### Given task
Work through the listing below and count the lines that hold "content". Answer with the number alone.

Stored items from a collection:
# # # # # # #

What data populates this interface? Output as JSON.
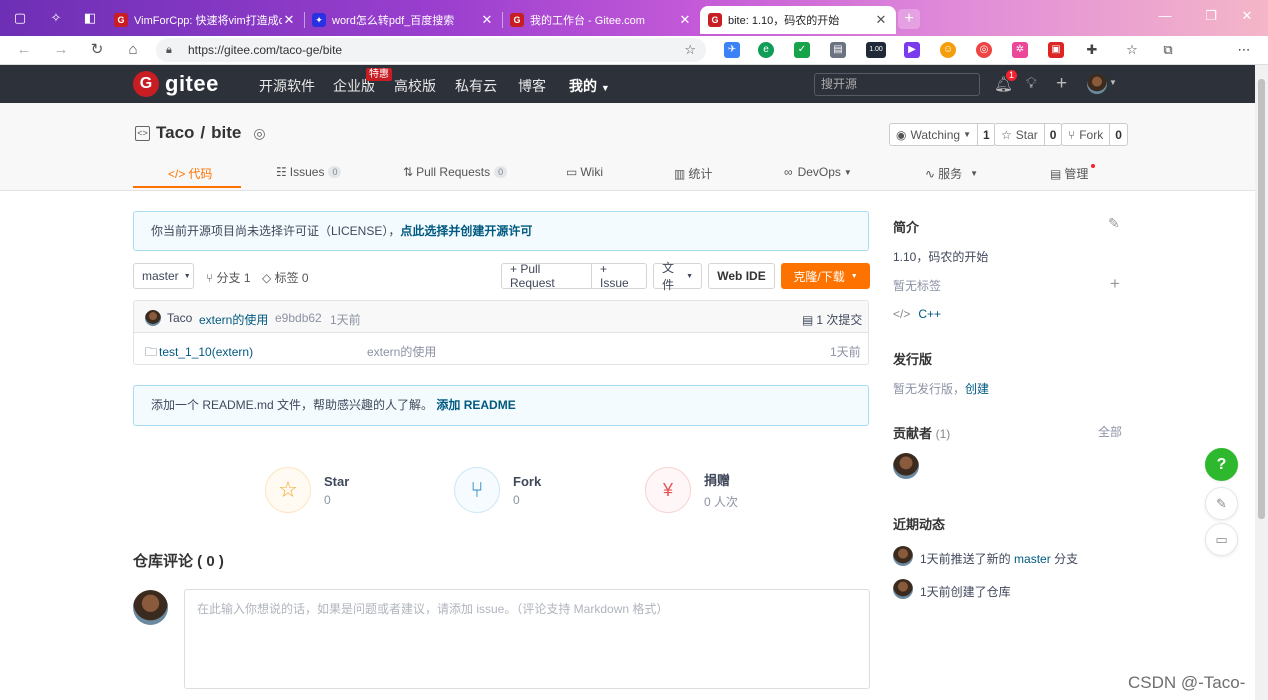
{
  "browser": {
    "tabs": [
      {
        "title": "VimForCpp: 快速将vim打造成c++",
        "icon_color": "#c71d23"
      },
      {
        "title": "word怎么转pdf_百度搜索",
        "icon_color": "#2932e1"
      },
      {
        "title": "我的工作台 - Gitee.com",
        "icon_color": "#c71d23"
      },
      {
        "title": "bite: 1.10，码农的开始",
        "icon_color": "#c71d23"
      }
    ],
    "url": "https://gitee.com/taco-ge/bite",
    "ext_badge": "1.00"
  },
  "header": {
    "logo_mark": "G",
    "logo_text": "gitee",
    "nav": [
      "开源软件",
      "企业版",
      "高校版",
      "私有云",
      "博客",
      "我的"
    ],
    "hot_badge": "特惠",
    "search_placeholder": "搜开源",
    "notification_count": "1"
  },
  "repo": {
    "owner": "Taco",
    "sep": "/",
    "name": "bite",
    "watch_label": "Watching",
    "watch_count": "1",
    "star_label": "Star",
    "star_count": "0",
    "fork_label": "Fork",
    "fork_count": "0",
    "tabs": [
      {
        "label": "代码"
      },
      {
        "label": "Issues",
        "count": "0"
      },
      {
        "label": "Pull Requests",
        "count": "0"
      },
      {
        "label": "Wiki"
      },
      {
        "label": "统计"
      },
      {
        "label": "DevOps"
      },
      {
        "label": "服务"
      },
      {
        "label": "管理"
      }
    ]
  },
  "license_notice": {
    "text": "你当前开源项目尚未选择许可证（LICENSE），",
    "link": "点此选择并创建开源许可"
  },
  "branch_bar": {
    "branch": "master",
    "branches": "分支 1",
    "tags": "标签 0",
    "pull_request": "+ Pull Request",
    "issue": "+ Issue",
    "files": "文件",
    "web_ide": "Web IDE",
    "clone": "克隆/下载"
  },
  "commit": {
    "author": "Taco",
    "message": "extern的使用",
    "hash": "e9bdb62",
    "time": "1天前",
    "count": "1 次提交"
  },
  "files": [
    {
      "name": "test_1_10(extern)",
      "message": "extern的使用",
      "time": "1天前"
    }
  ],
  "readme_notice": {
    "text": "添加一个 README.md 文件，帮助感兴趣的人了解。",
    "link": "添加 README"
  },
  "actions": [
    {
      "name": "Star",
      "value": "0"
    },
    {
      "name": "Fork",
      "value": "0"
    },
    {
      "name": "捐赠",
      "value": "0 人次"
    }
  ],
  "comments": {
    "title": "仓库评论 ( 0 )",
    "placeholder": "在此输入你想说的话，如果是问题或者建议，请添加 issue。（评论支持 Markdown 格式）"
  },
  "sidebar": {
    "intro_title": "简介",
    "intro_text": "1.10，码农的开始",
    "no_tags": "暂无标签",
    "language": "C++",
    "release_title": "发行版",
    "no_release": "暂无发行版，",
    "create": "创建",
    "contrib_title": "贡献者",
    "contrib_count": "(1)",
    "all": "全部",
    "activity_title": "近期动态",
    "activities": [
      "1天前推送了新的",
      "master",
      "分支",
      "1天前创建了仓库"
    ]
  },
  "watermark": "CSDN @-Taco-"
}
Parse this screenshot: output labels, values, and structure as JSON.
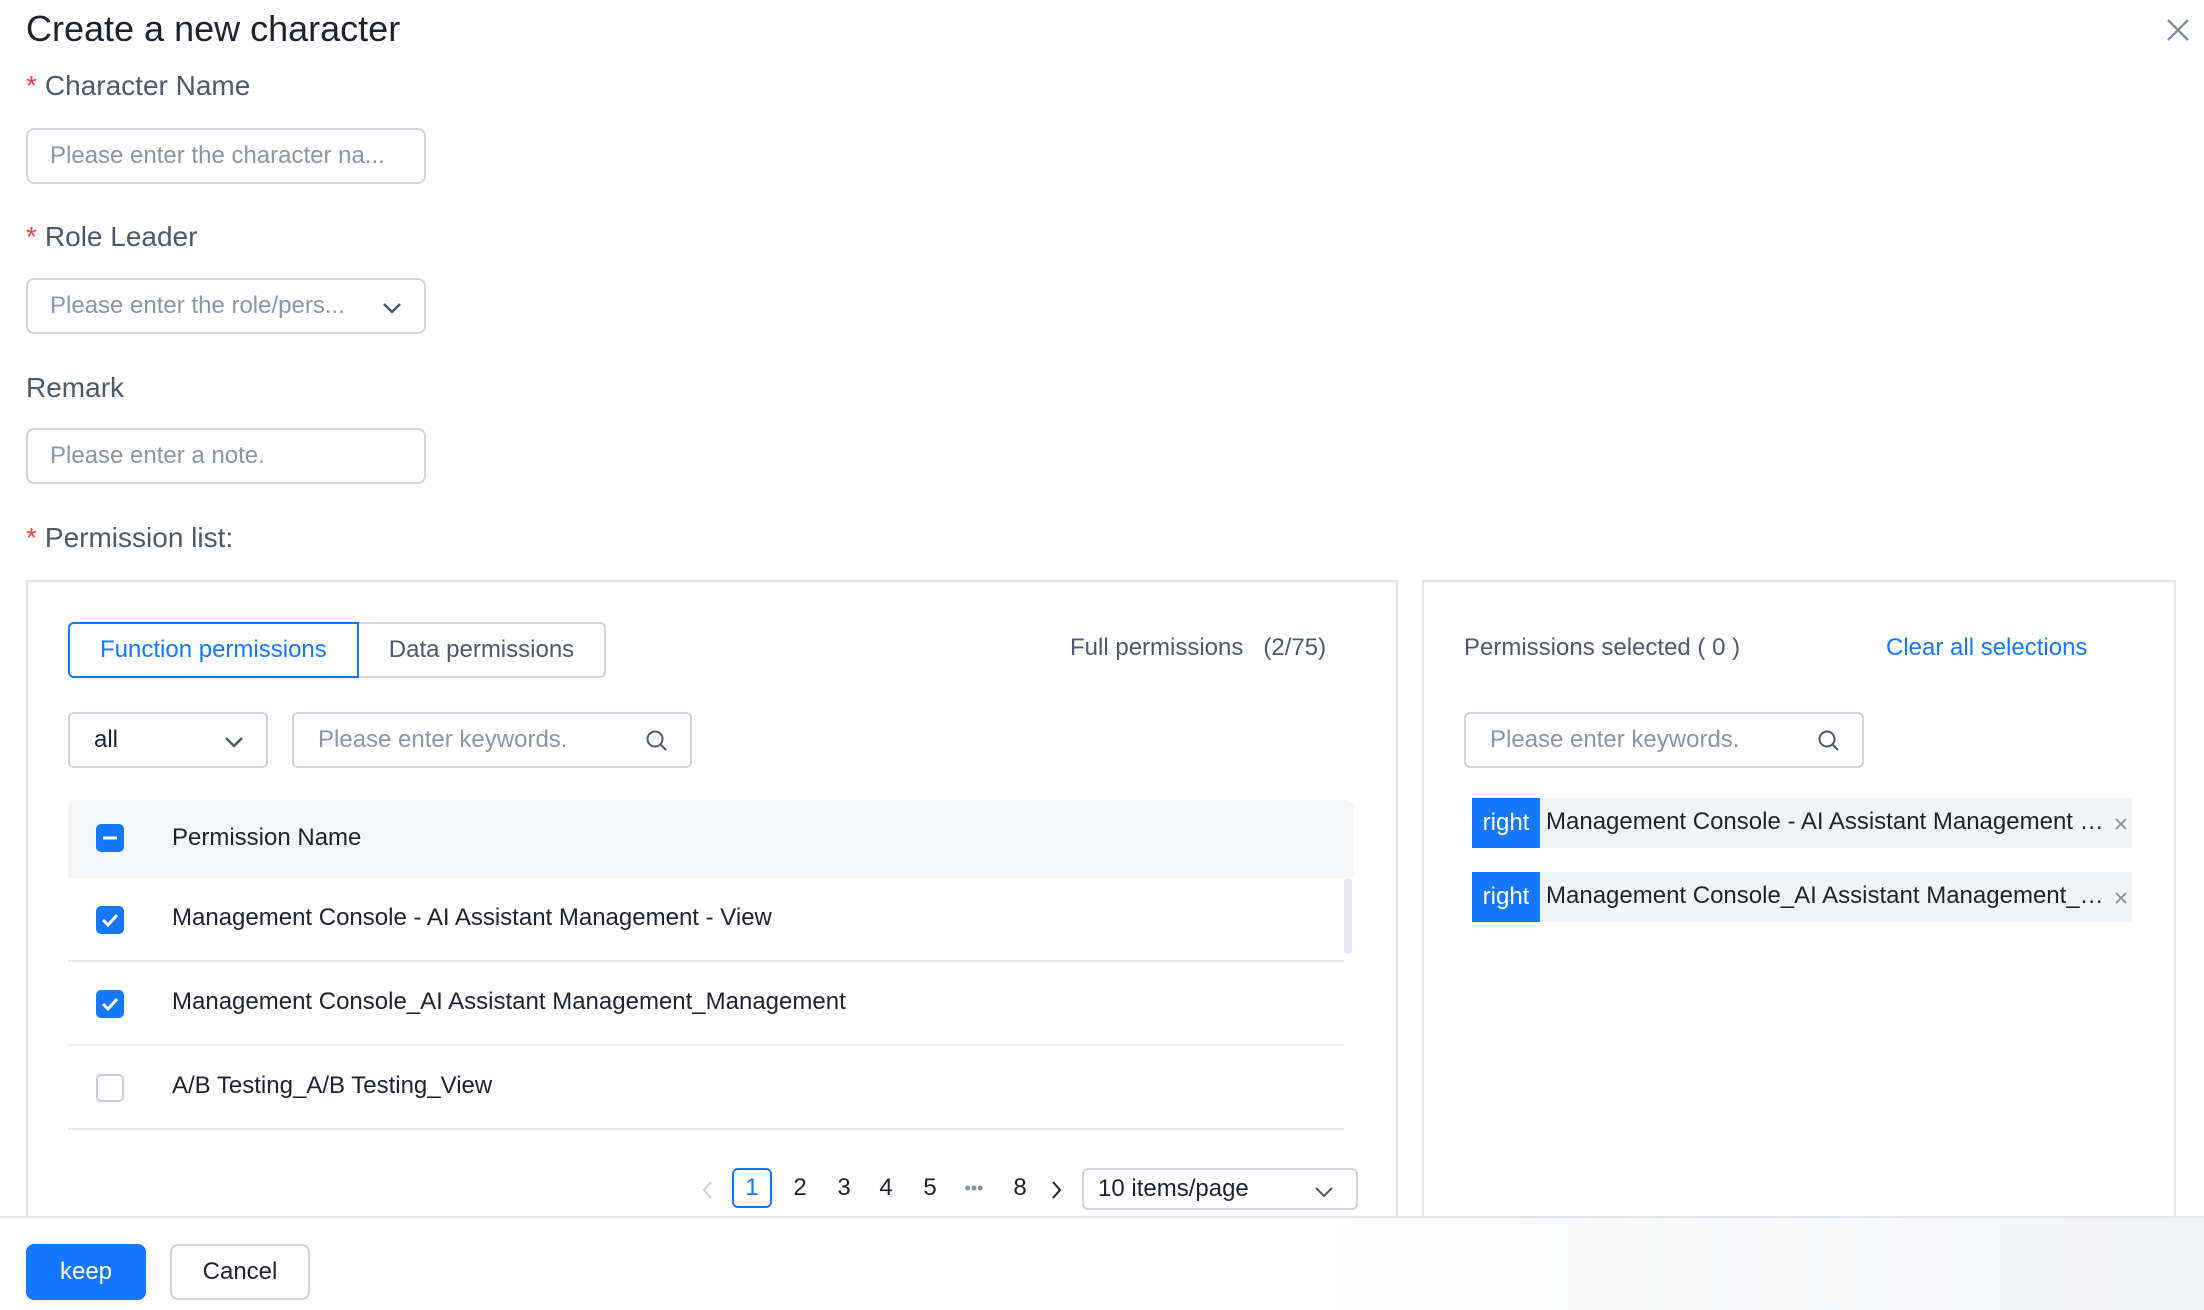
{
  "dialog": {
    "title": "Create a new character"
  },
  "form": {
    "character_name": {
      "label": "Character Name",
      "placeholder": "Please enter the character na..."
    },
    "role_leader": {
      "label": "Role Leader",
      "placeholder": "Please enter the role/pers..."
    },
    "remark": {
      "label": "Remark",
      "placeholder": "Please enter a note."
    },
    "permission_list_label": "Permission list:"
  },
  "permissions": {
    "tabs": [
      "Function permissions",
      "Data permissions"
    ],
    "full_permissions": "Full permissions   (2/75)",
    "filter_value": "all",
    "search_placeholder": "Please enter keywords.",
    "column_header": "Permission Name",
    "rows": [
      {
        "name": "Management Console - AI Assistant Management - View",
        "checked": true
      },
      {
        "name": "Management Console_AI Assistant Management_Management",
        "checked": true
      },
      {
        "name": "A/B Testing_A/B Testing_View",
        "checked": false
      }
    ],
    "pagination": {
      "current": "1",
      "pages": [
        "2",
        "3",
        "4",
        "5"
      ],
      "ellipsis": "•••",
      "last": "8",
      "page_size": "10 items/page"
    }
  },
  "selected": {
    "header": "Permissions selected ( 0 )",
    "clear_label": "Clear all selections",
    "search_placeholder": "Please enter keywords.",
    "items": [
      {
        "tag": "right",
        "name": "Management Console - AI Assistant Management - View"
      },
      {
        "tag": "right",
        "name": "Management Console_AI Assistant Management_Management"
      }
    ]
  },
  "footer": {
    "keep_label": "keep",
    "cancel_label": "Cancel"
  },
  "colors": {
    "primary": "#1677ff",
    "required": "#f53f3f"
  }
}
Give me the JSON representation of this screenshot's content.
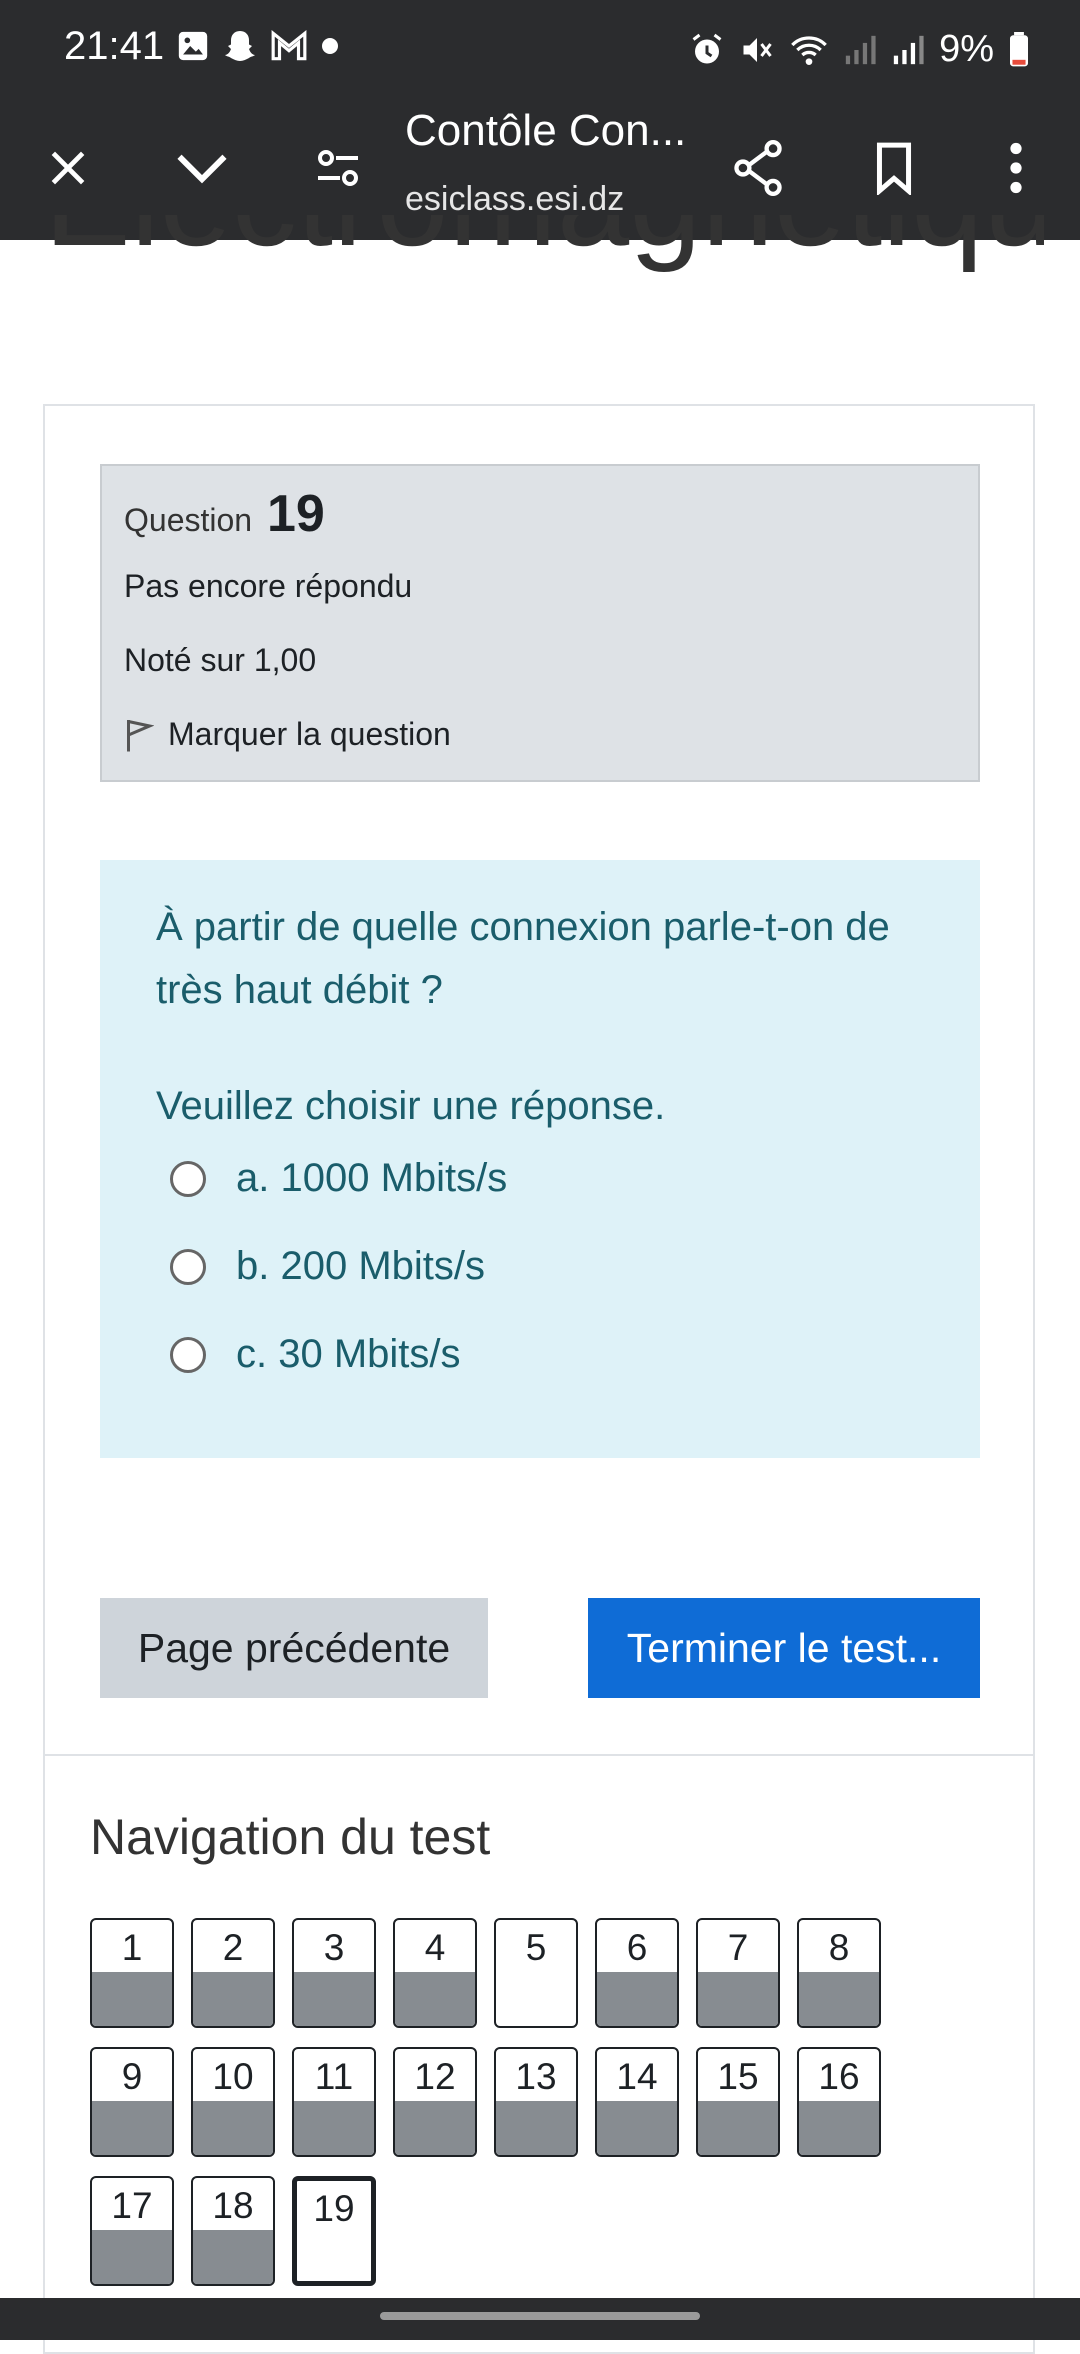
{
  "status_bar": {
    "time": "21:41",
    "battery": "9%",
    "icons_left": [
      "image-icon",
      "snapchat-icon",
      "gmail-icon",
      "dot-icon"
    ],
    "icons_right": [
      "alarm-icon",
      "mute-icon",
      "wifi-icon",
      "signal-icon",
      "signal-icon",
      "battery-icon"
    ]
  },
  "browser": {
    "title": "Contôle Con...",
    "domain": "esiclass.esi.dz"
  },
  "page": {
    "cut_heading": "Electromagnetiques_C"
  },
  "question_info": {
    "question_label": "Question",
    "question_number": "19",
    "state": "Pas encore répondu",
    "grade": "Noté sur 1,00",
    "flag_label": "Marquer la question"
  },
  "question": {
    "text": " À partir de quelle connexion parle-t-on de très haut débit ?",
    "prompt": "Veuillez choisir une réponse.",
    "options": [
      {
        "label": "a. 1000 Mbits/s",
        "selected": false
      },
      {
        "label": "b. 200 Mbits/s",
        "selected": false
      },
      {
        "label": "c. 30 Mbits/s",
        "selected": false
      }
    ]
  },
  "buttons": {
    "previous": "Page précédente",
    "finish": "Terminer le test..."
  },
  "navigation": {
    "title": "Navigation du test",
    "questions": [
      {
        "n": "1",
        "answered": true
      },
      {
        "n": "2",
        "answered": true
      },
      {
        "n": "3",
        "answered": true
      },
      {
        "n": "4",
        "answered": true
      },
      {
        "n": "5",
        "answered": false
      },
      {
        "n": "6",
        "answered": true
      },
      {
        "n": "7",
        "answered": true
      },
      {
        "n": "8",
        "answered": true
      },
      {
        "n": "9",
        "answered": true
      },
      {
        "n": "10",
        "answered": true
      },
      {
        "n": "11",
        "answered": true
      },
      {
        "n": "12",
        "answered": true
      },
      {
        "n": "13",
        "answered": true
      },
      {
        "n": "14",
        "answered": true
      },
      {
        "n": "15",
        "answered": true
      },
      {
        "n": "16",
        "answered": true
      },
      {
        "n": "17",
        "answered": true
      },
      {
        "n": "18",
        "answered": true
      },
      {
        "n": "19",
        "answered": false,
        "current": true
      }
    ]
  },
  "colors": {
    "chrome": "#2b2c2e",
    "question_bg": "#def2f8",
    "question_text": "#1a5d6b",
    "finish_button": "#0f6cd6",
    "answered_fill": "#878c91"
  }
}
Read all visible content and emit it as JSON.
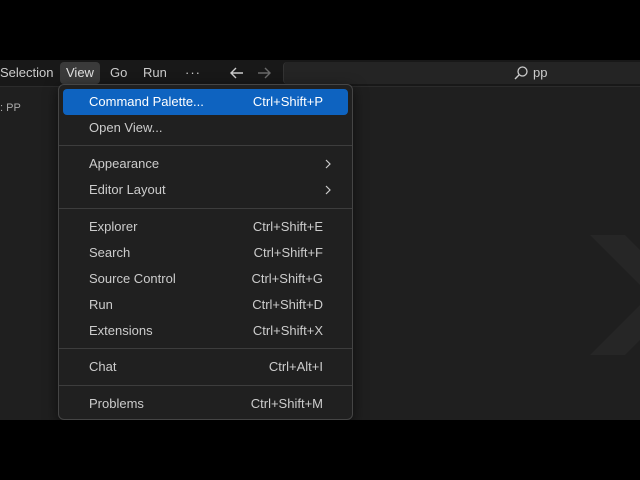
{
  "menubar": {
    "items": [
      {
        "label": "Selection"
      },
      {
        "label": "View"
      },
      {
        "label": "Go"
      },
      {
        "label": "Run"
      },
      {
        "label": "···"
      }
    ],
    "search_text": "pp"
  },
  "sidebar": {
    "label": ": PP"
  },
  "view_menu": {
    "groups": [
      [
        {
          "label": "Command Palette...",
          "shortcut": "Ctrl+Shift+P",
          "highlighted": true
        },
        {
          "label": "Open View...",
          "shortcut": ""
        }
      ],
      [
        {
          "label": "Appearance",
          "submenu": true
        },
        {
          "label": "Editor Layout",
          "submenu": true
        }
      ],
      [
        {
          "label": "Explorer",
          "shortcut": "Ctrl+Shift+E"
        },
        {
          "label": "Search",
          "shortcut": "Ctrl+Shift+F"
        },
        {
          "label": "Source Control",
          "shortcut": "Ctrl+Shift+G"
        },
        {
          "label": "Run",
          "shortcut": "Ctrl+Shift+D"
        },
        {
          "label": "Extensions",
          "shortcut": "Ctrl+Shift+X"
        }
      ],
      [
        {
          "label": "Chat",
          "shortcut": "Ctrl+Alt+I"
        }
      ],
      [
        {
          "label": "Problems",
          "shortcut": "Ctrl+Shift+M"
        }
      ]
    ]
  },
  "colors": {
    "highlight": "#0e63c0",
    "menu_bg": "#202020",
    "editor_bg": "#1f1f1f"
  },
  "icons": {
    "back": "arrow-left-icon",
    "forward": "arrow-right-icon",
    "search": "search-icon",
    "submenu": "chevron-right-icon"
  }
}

# # # # # # #

### Worked answer
2